Extracted records:
----

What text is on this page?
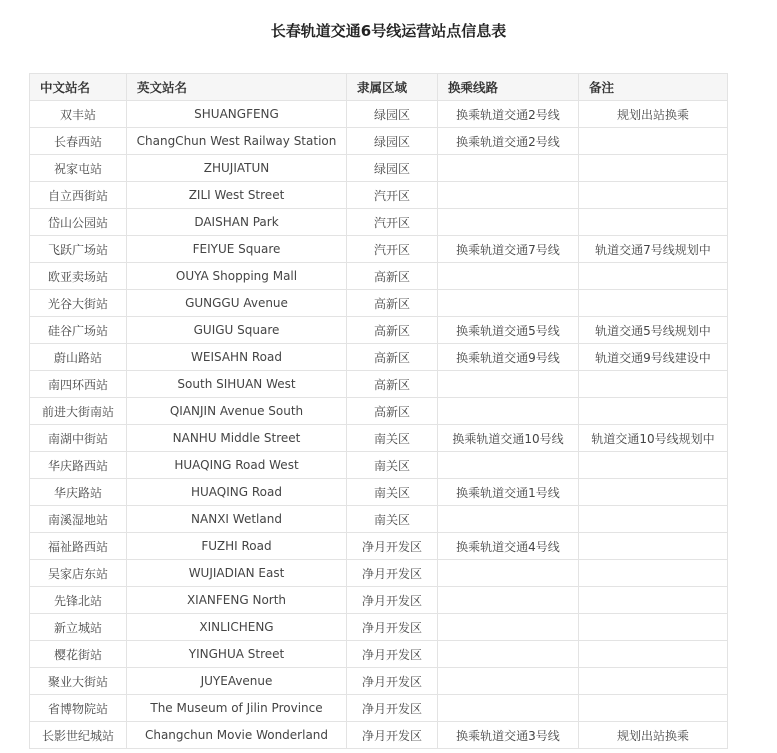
长春轨道交通6号线运营站点信息表
中文站名	英文站名	隶属区域	换乘线路	备注
双丰站	SHUANGFENG	绿园区	换乘轨道交通2号线	规划出站换乘
长春西站	ChangChun West Railway Station	绿园区	换乘轨道交通2号线	
祝家屯站	ZHUJIATUN	绿园区		
自立西街站	ZILI West Street	汽开区		
岱山公园站	DAISHAN Park	汽开区		
飞跃广场站	FEIYUE Square	汽开区	换乘轨道交通7号线	轨道交通7号线规划中
欧亚卖场站	OUYA Shopping Mall	高新区		
光谷大街站	GUNGGU Avenue	高新区		
硅谷广场站	GUIGU Square	高新区	换乘轨道交通5号线	轨道交通5号线规划中
蔚山路站	WEISAHN Road	高新区	换乘轨道交通9号线	轨道交通9号线建设中
南四环西站	South SIHUAN West	高新区		
前进大街南站	QIANJIN Avenue South	高新区		
南湖中街站	NANHU Middle Street	南关区	换乘轨道交通10号线	轨道交通10号线规划中
华庆路西站	HUAQING Road West	南关区		
华庆路站	HUAQING Road	南关区	换乘轨道交通1号线	
南溪湿地站	NANXI Wetland	南关区		
福祉路西站	FUZHI Road	净月开发区	换乘轨道交通4号线	
吴家店东站	WUJIADIAN East	净月开发区		
先锋北站	XIANFENG North	净月开发区		
新立城站	XINLICHENG	净月开发区		
樱花街站	YINGHUA Street	净月开发区		
聚业大街站	JUYEAvenue	净月开发区		
省博物院站	The Museum of Jilin Province	净月开发区		
长影世纪城站	Changchun Movie Wonderland	净月开发区	换乘轨道交通3号线	规划出站换乘
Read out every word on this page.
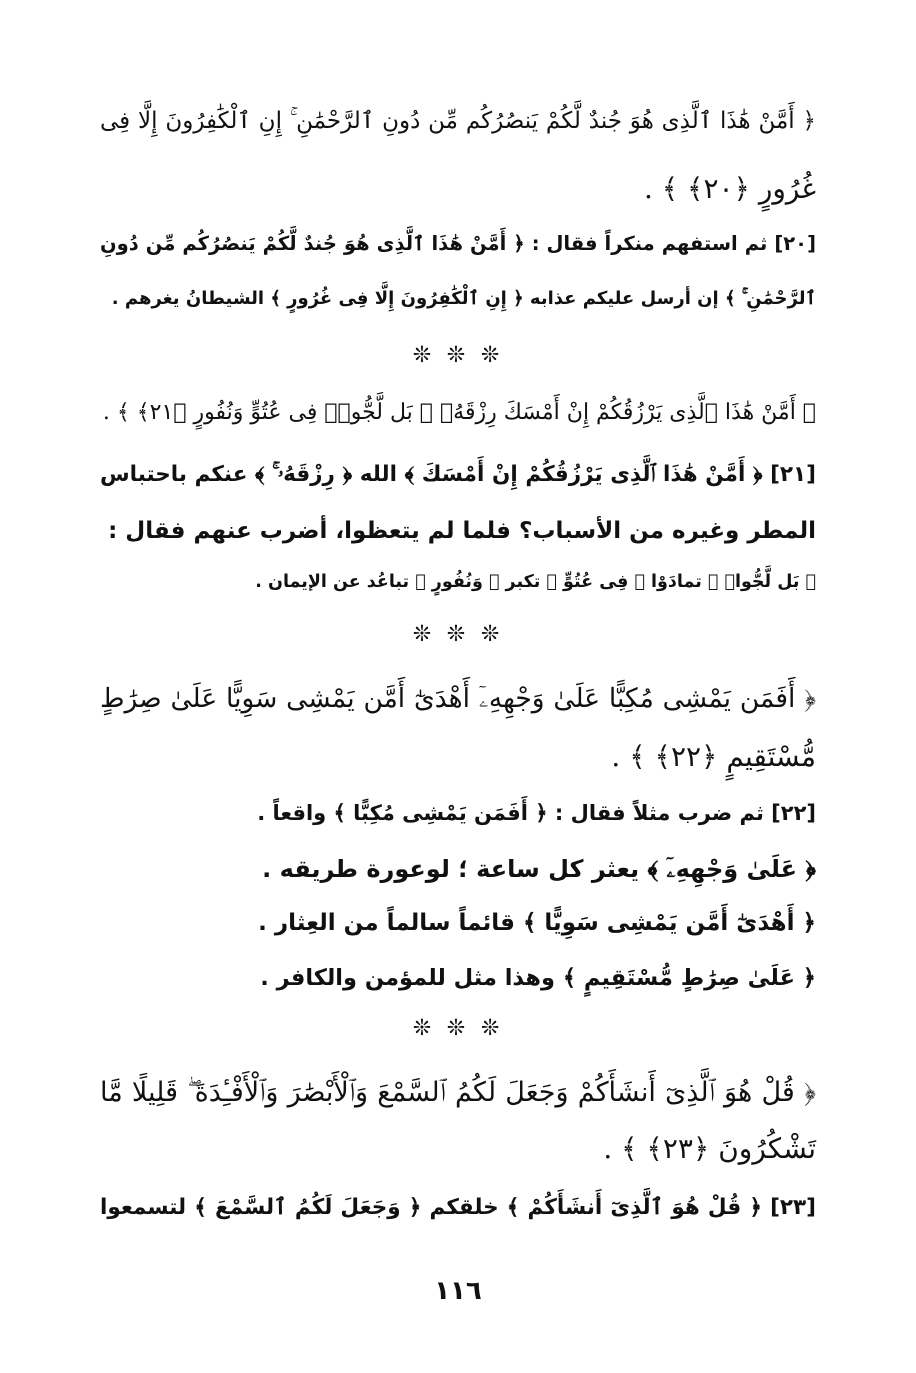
﴿ أَمَّنْ هَٰذَا ٱلَّذِى هُوَ جُندٌ لَّكُمْ يَنصُرُكُم مِّن دُونِ ٱلرَّحْمَٰنِ ۚ إِنِ ٱلْكَٰفِرُونَ إِلَّا فِى
غُرُورٍ ﴿٢٠﴾ ﴾ .
[٢٠] ثم استفهم منكراً فقال : ﴿ أَمَّنْ هَٰذَا ٱلَّذِى هُوَ جُندٌ لَّكُمْ يَنصُرُكُم مِّن دُونِ
ٱلرَّحْمَٰنِ ۚ ﴾ إن أرسل عليكم عذابه ﴿ إِنِ ٱلْكَٰفِرُونَ إِلَّا فِى غُرُورٍ ﴾ الشيطانُ يغرهم .
❊ ❊ ❊
﴿ أَمَّنْ هَٰذَا ٱلَّذِى يَرْزُقُكُمْ إِنْ أَمْسَكَ رِزْقَهُۥ ۚ بَل لَّجُّوا۟ فِى عُتُوٍّ وَنُفُورٍ ﴿٢١﴾ ﴾ .
[٢١] ﴿ أَمَّنْ هَٰذَا ٱلَّذِى يَرْزُقُكُمْ إِنْ أَمْسَكَ ﴾ الله ﴿ رِزْقَهُۥ ۚ ﴾ عنكم باحتباس
المطر وغيره من الأسباب؟ فلما لم يتعظوا، أضرب عنهم فقال :
﴿ بَل لَّجُّوا۟ ﴾ تمادَوْا ﴿ فِى عُتُوٍّ ﴾ تكبر ﴿ وَنُفُورٍ ﴾ تباعُد عن الإيمان .
❊ ❊ ❊
﴿ أَفَمَن يَمْشِى مُكِبًّا عَلَىٰ وَجْهِهِۦٓ أَهْدَىٰٓ أَمَّن يَمْشِى سَوِيًّا عَلَىٰ صِرَٰطٍ
مُّسْتَقِيمٍ ﴿٢٢﴾ ﴾ .
[٢٢] ثم ضرب مثلاً فقال : ﴿ أَفَمَن يَمْشِى مُكِبًّا ﴾ واقعاً .
﴿ عَلَىٰ وَجْهِهِۦٓ ﴾ يعثر كل ساعة ؛ لوعورة طريقه .
﴿ أَهْدَىٰٓ أَمَّن يَمْشِى سَوِيًّا ﴾ قائماً سالماً من العِثار .
﴿ عَلَىٰ صِرَٰطٍ مُّسْتَقِيمٍ ﴾ وهذا مثل للمؤمن والكافر .
❊ ❊ ❊
﴿ قُلْ هُوَ ٱلَّذِىٓ أَنشَأَكُمْ وَجَعَلَ لَكُمُ ٱلسَّمْعَ وَٱلْأَبْصَٰرَ وَٱلْأَفْـِٔدَةَ ۖ قَلِيلًا مَّا
تَشْكُرُونَ ﴿٢٣﴾ ﴾ .
[٢٣] ﴿ قُلْ هُوَ ٱلَّذِىٓ أَنشَأَكُمْ ﴾ خلقكم ﴿ وَجَعَلَ لَكُمُ ٱلسَّمْعَ ﴾ لتسمعوا
١١٦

----

WHAT TO WORK ON: An exact transcription of all the entries is required, without the pictures.

TASK RESPONSE:
What text is on this page?
长春轨道交通6号线运营站点信息表
中文站名	英文站名	隶属区域	换乘线路	备注
双丰站	SHUANGFENG	绿园区	换乘轨道交通2号线	规划出站换乘
长春西站	ChangChun West Railway Station	绿园区	换乘轨道交通2号线	
祝家屯站	ZHUJIATUN	绿园区		
自立西街站	ZILI West Street	汽开区		
岱山公园站	DAISHAN Park	汽开区		
飞跃广场站	FEIYUE Square	汽开区	换乘轨道交通7号线	轨道交通7号线规划中
欧亚卖场站	OUYA Shopping Mall	高新区		
光谷大街站	GUNGGU Avenue	高新区		
硅谷广场站	GUIGU Square	高新区	换乘轨道交通5号线	轨道交通5号线规划中
蔚山路站	WEISAHN Road	高新区	换乘轨道交通9号线	轨道交通9号线建设中
南四环西站	South SIHUAN West	高新区		
前进大街南站	QIANJIN Avenue South	高新区		
南湖中街站	NANHU Middle Street	南关区	换乘轨道交通10号线	轨道交通10号线规划中
华庆路西站	HUAQING Road West	南关区		
华庆路站	HUAQING Road	南关区	换乘轨道交通1号线	
南溪湿地站	NANXI Wetland	南关区		
福祉路西站	FUZHI Road	净月开发区	换乘轨道交通4号线	
吴家店东站	WUJIADIAN East	净月开发区		
先锋北站	XIANFENG North	净月开发区		
新立城站	XINLICHENG	净月开发区		
樱花街站	YINGHUA Street	净月开发区		
聚业大街站	JUYEAvenue	净月开发区		
省博物院站	The Museum of Jilin Province	净月开发区		
长影世纪城站	Changchun Movie Wonderland	净月开发区	换乘轨道交通3号线	规划出站换乘
Read out every word on this page.
﴿ أَمَّنْ هَٰذَا ٱلَّذِى هُوَ جُندٌ لَّكُمْ يَنصُرُكُم مِّن دُونِ ٱلرَّحْمَٰنِ ۚ إِنِ ٱلْكَٰفِرُونَ إِلَّا فِى
غُرُورٍ ﴿٢٠﴾ ﴾ .
[٢٠] ثم استفهم منكراً فقال : ﴿ أَمَّنْ هَٰذَا ٱلَّذِى هُوَ جُندٌ لَّكُمْ يَنصُرُكُم مِّن دُونِ
ٱلرَّحْمَٰنِ ۚ ﴾ إن أرسل عليكم عذابه ﴿ إِنِ ٱلْكَٰفِرُونَ إِلَّا فِى غُرُورٍ ﴾ الشيطانُ يغرهم .
❊ ❊ ❊
﴿ أَمَّنْ هَٰذَا ٱلَّذِى يَرْزُقُكُمْ إِنْ أَمْسَكَ رِزْقَهُۥ ۚ بَل لَّجُّوا۟ فِى عُتُوٍّ وَنُفُورٍ ﴿٢١﴾ ﴾ .
[٢١] ﴿ أَمَّنْ هَٰذَا ٱلَّذِى يَرْزُقُكُمْ إِنْ أَمْسَكَ ﴾ الله ﴿ رِزْقَهُۥ ۚ ﴾ عنكم باحتباس
المطر وغيره من الأسباب؟ فلما لم يتعظوا، أضرب عنهم فقال :
﴿ بَل لَّجُّوا۟ ﴾ تمادَوْا ﴿ فِى عُتُوٍّ ﴾ تكبر ﴿ وَنُفُورٍ ﴾ تباعُد عن الإيمان .
❊ ❊ ❊
﴿ أَفَمَن يَمْشِى مُكِبًّا عَلَىٰ وَجْهِهِۦٓ أَهْدَىٰٓ أَمَّن يَمْشِى سَوِيًّا عَلَىٰ صِرَٰطٍ
مُّسْتَقِيمٍ ﴿٢٢﴾ ﴾ .
[٢٢] ثم ضرب مثلاً فقال : ﴿ أَفَمَن يَمْشِى مُكِبًّا ﴾ واقعاً .
﴿ عَلَىٰ وَجْهِهِۦٓ ﴾ يعثر كل ساعة ؛ لوعورة طريقه .
﴿ أَهْدَىٰٓ أَمَّن يَمْشِى سَوِيًّا ﴾ قائماً سالماً من العِثار .
﴿ عَلَىٰ صِرَٰطٍ مُّسْتَقِيمٍ ﴾ وهذا مثل للمؤمن والكافر .
❊ ❊ ❊
﴿ قُلْ هُوَ ٱلَّذِىٓ أَنشَأَكُمْ وَجَعَلَ لَكُمُ ٱلسَّمْعَ وَٱلْأَبْصَٰرَ وَٱلْأَفْـِٔدَةَ ۖ قَلِيلًا مَّا
تَشْكُرُونَ ﴿٢٣﴾ ﴾ .
[٢٣] ﴿ قُلْ هُوَ ٱلَّذِىٓ أَنشَأَكُمْ ﴾ خلقكم ﴿ وَجَعَلَ لَكُمُ ٱلسَّمْعَ ﴾ لتسمعوا
١١٦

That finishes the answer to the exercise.